**Records to use**

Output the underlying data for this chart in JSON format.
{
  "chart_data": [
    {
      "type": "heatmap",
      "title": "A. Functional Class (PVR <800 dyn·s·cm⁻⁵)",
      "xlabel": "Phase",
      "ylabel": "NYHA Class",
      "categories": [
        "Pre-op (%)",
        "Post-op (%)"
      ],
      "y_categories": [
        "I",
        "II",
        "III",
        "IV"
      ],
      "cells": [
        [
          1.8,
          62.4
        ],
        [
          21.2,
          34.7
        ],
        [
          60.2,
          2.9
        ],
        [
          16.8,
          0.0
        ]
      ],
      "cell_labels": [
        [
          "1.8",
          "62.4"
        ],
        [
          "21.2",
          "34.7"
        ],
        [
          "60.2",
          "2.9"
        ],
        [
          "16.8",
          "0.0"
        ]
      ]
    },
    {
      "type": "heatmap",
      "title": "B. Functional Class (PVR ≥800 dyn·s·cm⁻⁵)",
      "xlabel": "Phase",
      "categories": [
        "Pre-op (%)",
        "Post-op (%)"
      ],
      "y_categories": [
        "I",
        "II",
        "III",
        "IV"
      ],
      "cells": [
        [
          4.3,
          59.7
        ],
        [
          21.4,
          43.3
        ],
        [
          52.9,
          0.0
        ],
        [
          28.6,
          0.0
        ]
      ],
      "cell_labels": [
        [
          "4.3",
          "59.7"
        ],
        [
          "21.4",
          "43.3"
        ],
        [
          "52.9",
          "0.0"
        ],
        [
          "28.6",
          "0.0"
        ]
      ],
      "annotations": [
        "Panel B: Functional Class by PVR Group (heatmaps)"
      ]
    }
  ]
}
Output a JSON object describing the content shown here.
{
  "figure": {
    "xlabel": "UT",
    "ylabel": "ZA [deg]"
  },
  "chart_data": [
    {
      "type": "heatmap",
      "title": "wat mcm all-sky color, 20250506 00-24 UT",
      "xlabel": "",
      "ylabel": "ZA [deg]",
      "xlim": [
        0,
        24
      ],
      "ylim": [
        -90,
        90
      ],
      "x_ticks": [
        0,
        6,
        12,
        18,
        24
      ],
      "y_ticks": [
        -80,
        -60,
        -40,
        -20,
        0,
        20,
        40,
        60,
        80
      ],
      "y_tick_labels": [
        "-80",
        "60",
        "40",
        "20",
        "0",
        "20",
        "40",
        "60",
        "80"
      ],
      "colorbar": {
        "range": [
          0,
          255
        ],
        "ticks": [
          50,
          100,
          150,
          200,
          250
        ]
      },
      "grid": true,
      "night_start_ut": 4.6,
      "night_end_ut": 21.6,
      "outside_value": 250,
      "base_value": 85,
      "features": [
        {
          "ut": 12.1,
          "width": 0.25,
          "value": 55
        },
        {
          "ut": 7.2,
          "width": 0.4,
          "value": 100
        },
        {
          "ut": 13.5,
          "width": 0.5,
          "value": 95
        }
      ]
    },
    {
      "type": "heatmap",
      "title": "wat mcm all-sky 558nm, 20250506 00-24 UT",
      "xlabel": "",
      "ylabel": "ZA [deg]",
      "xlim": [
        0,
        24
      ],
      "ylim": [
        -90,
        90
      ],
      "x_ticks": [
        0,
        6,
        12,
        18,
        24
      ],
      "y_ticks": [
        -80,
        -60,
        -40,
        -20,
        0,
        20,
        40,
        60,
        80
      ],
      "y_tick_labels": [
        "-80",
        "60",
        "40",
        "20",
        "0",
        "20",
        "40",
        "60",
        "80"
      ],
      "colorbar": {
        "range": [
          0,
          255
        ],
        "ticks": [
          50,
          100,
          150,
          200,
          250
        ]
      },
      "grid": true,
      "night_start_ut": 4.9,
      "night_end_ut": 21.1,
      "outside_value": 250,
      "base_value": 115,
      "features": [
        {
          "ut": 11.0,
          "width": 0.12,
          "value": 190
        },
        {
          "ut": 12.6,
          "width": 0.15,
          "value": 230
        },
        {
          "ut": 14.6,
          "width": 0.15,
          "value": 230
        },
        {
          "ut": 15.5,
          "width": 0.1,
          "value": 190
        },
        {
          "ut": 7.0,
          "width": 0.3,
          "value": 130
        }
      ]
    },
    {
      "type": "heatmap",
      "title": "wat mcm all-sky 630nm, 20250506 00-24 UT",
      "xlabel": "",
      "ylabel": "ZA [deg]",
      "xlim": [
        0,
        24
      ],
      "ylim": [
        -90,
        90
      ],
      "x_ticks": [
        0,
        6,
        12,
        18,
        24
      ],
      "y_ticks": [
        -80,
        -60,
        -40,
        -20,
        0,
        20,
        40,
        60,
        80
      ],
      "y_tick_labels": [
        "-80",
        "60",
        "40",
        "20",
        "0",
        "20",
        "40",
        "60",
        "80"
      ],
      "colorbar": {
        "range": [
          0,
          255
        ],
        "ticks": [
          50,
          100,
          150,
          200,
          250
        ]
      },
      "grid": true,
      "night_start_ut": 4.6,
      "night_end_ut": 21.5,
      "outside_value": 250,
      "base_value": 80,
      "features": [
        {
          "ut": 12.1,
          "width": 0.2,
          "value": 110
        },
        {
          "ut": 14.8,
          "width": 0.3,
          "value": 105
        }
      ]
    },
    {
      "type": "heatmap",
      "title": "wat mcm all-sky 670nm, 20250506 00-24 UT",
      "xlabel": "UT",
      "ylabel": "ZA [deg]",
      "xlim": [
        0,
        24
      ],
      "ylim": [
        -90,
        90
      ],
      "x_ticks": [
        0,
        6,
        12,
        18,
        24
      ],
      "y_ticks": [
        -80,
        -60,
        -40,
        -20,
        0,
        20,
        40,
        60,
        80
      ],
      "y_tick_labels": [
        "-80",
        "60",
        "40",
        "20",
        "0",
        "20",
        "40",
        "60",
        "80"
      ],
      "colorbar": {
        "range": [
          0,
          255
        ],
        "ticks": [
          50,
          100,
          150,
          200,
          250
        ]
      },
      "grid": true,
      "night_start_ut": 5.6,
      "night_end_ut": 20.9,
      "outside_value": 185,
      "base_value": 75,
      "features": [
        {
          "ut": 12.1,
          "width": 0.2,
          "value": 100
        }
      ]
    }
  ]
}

**To do**
Every record above needs to be repeated word for word.

**Expected answer**
Output the underlying data for this chart in JSON format.
{
  "chart_data": [
    {
      "type": "heatmap",
      "title": "A. Functional Class (PVR <800 dyn·s·cm⁻⁵)",
      "xlabel": "Phase",
      "ylabel": "NYHA Class",
      "categories": [
        "Pre-op (%)",
        "Post-op (%)"
      ],
      "y_categories": [
        "I",
        "II",
        "III",
        "IV"
      ],
      "cells": [
        [
          1.8,
          62.4
        ],
        [
          21.2,
          34.7
        ],
        [
          60.2,
          2.9
        ],
        [
          16.8,
          0.0
        ]
      ],
      "cell_labels": [
        [
          "1.8",
          "62.4"
        ],
        [
          "21.2",
          "34.7"
        ],
        [
          "60.2",
          "2.9"
        ],
        [
          "16.8",
          "0.0"
        ]
      ]
    },
    {
      "type": "heatmap",
      "title": "B. Functional Class (PVR ≥800 dyn·s·cm⁻⁵)",
      "xlabel": "Phase",
      "categories": [
        "Pre-op (%)",
        "Post-op (%)"
      ],
      "y_categories": [
        "I",
        "II",
        "III",
        "IV"
      ],
      "cells": [
        [
          4.3,
          59.7
        ],
        [
          21.4,
          43.3
        ],
        [
          52.9,
          0.0
        ],
        [
          28.6,
          0.0
        ]
      ],
      "cell_labels": [
        [
          "4.3",
          "59.7"
        ],
        [
          "21.4",
          "43.3"
        ],
        [
          "52.9",
          "0.0"
        ],
        [
          "28.6",
          "0.0"
        ]
      ],
      "annotations": [
        "Panel B: Functional Class by PVR Group (heatmaps)"
      ]
    }
  ]
}
Output a JSON object describing the content shown here.
{
  "figure": {
    "xlabel": "UT",
    "ylabel": "ZA [deg]"
  },
  "chart_data": [
    {
      "type": "heatmap",
      "title": "wat mcm all-sky color, 20250506 00-24 UT",
      "xlabel": "",
      "ylabel": "ZA [deg]",
      "xlim": [
        0,
        24
      ],
      "ylim": [
        -90,
        90
      ],
      "x_ticks": [
        0,
        6,
        12,
        18,
        24
      ],
      "y_ticks": [
        -80,
        -60,
        -40,
        -20,
        0,
        20,
        40,
        60,
        80
      ],
      "y_tick_labels": [
        "-80",
        "60",
        "40",
        "20",
        "0",
        "20",
        "40",
        "60",
        "80"
      ],
      "colorbar": {
        "range": [
          0,
          255
        ],
        "ticks": [
          50,
          100,
          150,
          200,
          250
        ]
      },
      "grid": true,
      "night_start_ut": 4.6,
      "night_end_ut": 21.6,
      "outside_value": 250,
      "base_value": 85,
      "features": [
        {
          "ut": 12.1,
          "width": 0.25,
          "value": 55
        },
        {
          "ut": 7.2,
          "width": 0.4,
          "value": 100
        },
        {
          "ut": 13.5,
          "width": 0.5,
          "value": 95
        }
      ]
    },
    {
      "type": "heatmap",
      "title": "wat mcm all-sky 558nm, 20250506 00-24 UT",
      "xlabel": "",
      "ylabel": "ZA [deg]",
      "xlim": [
        0,
        24
      ],
      "ylim": [
        -90,
        90
      ],
      "x_ticks": [
        0,
        6,
        12,
        18,
        24
      ],
      "y_ticks": [
        -80,
        -60,
        -40,
        -20,
        0,
        20,
        40,
        60,
        80
      ],
      "y_tick_labels": [
        "-80",
        "60",
        "40",
        "20",
        "0",
        "20",
        "40",
        "60",
        "80"
      ],
      "colorbar": {
        "range": [
          0,
          255
        ],
        "ticks": [
          50,
          100,
          150,
          200,
          250
        ]
      },
      "grid": true,
      "night_start_ut": 4.9,
      "night_end_ut": 21.1,
      "outside_value": 250,
      "base_value": 115,
      "features": [
        {
          "ut": 11.0,
          "width": 0.12,
          "value": 190
        },
        {
          "ut": 12.6,
          "width": 0.15,
          "value": 230
        },
        {
          "ut": 14.6,
          "width": 0.15,
          "value": 230
        },
        {
          "ut": 15.5,
          "width": 0.1,
          "value": 190
        },
        {
          "ut": 7.0,
          "width": 0.3,
          "value": 130
        }
      ]
    },
    {
      "type": "heatmap",
      "title": "wat mcm all-sky 630nm, 20250506 00-24 UT",
      "xlabel": "",
      "ylabel": "ZA [deg]",
      "xlim": [
        0,
        24
      ],
      "ylim": [
        -90,
        90
      ],
      "x_ticks": [
        0,
        6,
        12,
        18,
        24
      ],
      "y_ticks": [
        -80,
        -60,
        -40,
        -20,
        0,
        20,
        40,
        60,
        80
      ],
      "y_tick_labels": [
        "-80",
        "60",
        "40",
        "20",
        "0",
        "20",
        "40",
        "60",
        "80"
      ],
      "colorbar": {
        "range": [
          0,
          255
        ],
        "ticks": [
          50,
          100,
          150,
          200,
          250
        ]
      },
      "grid": true,
      "night_start_ut": 4.6,
      "night_end_ut": 21.5,
      "outside_value": 250,
      "base_value": 80,
      "features": [
        {
          "ut": 12.1,
          "width": 0.2,
          "value": 110
        },
        {
          "ut": 14.8,
          "width": 0.3,
          "value": 105
        }
      ]
    },
    {
      "type": "heatmap",
      "title": "wat mcm all-sky 670nm, 20250506 00-24 UT",
      "xlabel": "UT",
      "ylabel": "ZA [deg]",
      "xlim": [
        0,
        24
      ],
      "ylim": [
        -90,
        90
      ],
      "x_ticks": [
        0,
        6,
        12,
        18,
        24
      ],
      "y_ticks": [
        -80,
        -60,
        -40,
        -20,
        0,
        20,
        40,
        60,
        80
      ],
      "y_tick_labels": [
        "-80",
        "60",
        "40",
        "20",
        "0",
        "20",
        "40",
        "60",
        "80"
      ],
      "colorbar": {
        "range": [
          0,
          255
        ],
        "ticks": [
          50,
          100,
          150,
          200,
          250
        ]
      },
      "grid": true,
      "night_start_ut": 5.6,
      "night_end_ut": 20.9,
      "outside_value": 185,
      "base_value": 75,
      "features": [
        {
          "ut": 12.1,
          "width": 0.2,
          "value": 100
        }
      ]
    }
  ]
}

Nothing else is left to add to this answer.